Render the following material again verbatim, leaving nothing out.

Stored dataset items

⟨

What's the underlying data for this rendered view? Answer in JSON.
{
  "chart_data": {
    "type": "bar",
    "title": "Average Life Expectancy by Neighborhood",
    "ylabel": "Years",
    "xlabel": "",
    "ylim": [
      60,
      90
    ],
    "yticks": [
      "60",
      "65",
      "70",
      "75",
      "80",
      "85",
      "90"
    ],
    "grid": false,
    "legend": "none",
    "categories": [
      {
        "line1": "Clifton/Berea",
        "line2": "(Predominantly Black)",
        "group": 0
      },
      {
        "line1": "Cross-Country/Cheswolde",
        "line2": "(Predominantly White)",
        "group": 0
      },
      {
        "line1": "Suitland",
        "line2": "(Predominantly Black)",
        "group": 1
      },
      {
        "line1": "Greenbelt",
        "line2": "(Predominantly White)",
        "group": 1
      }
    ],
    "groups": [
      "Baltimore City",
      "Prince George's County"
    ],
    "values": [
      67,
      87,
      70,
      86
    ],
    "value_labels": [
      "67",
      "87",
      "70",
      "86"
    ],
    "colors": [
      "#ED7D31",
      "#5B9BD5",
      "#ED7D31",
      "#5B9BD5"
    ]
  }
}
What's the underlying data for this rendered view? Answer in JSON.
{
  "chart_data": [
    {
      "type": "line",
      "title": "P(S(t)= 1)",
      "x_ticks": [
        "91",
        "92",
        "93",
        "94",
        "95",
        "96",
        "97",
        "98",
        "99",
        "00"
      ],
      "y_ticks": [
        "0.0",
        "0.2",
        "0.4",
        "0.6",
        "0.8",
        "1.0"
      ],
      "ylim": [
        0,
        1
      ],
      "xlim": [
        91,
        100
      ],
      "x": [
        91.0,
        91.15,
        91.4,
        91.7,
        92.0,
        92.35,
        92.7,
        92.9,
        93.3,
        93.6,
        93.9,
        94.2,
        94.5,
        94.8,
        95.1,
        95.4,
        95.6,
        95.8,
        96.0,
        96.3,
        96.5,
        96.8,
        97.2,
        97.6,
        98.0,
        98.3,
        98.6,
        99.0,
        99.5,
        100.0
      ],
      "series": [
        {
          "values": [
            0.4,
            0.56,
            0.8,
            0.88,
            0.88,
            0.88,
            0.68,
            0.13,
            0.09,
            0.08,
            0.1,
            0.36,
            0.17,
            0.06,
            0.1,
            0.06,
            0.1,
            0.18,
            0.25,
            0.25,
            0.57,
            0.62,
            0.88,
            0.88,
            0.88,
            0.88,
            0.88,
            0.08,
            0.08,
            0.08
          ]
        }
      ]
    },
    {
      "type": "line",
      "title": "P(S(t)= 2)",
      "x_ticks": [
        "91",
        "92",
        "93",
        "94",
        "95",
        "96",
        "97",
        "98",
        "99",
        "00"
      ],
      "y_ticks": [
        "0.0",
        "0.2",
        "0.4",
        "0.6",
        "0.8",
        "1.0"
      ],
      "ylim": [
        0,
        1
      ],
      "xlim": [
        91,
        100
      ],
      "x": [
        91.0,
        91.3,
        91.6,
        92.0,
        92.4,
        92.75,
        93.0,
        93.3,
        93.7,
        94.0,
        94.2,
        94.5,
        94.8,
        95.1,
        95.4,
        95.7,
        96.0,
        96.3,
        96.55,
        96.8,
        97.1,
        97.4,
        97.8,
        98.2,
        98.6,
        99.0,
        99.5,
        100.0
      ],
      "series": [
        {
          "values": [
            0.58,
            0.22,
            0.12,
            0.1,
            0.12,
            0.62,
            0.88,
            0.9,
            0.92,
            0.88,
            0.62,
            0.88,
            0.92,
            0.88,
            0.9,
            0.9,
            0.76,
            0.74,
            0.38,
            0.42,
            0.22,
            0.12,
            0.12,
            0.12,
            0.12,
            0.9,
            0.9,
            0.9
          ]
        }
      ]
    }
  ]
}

⟩

Task result
What's the underlying data for this rendered view? Answer in JSON.
{
  "chart_data": {
    "type": "bar",
    "title": "Average Life Expectancy by Neighborhood",
    "ylabel": "Years",
    "xlabel": "",
    "ylim": [
      60,
      90
    ],
    "yticks": [
      "60",
      "65",
      "70",
      "75",
      "80",
      "85",
      "90"
    ],
    "grid": false,
    "legend": "none",
    "categories": [
      {
        "line1": "Clifton/Berea",
        "line2": "(Predominantly Black)",
        "group": 0
      },
      {
        "line1": "Cross-Country/Cheswolde",
        "line2": "(Predominantly White)",
        "group": 0
      },
      {
        "line1": "Suitland",
        "line2": "(Predominantly Black)",
        "group": 1
      },
      {
        "line1": "Greenbelt",
        "line2": "(Predominantly White)",
        "group": 1
      }
    ],
    "groups": [
      "Baltimore City",
      "Prince George's County"
    ],
    "values": [
      67,
      87,
      70,
      86
    ],
    "value_labels": [
      "67",
      "87",
      "70",
      "86"
    ],
    "colors": [
      "#ED7D31",
      "#5B9BD5",
      "#ED7D31",
      "#5B9BD5"
    ]
  }
}
What's the underlying data for this rendered view? Answer in JSON.
{
  "chart_data": [
    {
      "type": "line",
      "title": "P(S(t)= 1)",
      "x_ticks": [
        "91",
        "92",
        "93",
        "94",
        "95",
        "96",
        "97",
        "98",
        "99",
        "00"
      ],
      "y_ticks": [
        "0.0",
        "0.2",
        "0.4",
        "0.6",
        "0.8",
        "1.0"
      ],
      "ylim": [
        0,
        1
      ],
      "xlim": [
        91,
        100
      ],
      "x": [
        91.0,
        91.15,
        91.4,
        91.7,
        92.0,
        92.35,
        92.7,
        92.9,
        93.3,
        93.6,
        93.9,
        94.2,
        94.5,
        94.8,
        95.1,
        95.4,
        95.6,
        95.8,
        96.0,
        96.3,
        96.5,
        96.8,
        97.2,
        97.6,
        98.0,
        98.3,
        98.6,
        99.0,
        99.5,
        100.0
      ],
      "series": [
        {
          "values": [
            0.4,
            0.56,
            0.8,
            0.88,
            0.88,
            0.88,
            0.68,
            0.13,
            0.09,
            0.08,
            0.1,
            0.36,
            0.17,
            0.06,
            0.1,
            0.06,
            0.1,
            0.18,
            0.25,
            0.25,
            0.57,
            0.62,
            0.88,
            0.88,
            0.88,
            0.88,
            0.88,
            0.08,
            0.08,
            0.08
          ]
        }
      ]
    },
    {
      "type": "line",
      "title": "P(S(t)= 2)",
      "x_ticks": [
        "91",
        "92",
        "93",
        "94",
        "95",
        "96",
        "97",
        "98",
        "99",
        "00"
      ],
      "y_ticks": [
        "0.0",
        "0.2",
        "0.4",
        "0.6",
        "0.8",
        "1.0"
      ],
      "ylim": [
        0,
        1
      ],
      "xlim": [
        91,
        100
      ],
      "x": [
        91.0,
        91.3,
        91.6,
        92.0,
        92.4,
        92.75,
        93.0,
        93.3,
        93.7,
        94.0,
        94.2,
        94.5,
        94.8,
        95.1,
        95.4,
        95.7,
        96.0,
        96.3,
        96.55,
        96.8,
        97.1,
        97.4,
        97.8,
        98.2,
        98.6,
        99.0,
        99.5,
        100.0
      ],
      "series": [
        {
          "values": [
            0.58,
            0.22,
            0.12,
            0.1,
            0.12,
            0.62,
            0.88,
            0.9,
            0.92,
            0.88,
            0.62,
            0.88,
            0.92,
            0.88,
            0.9,
            0.9,
            0.76,
            0.74,
            0.38,
            0.42,
            0.22,
            0.12,
            0.12,
            0.12,
            0.12,
            0.9,
            0.9,
            0.9
          ]
        }
      ]
    }
  ]
}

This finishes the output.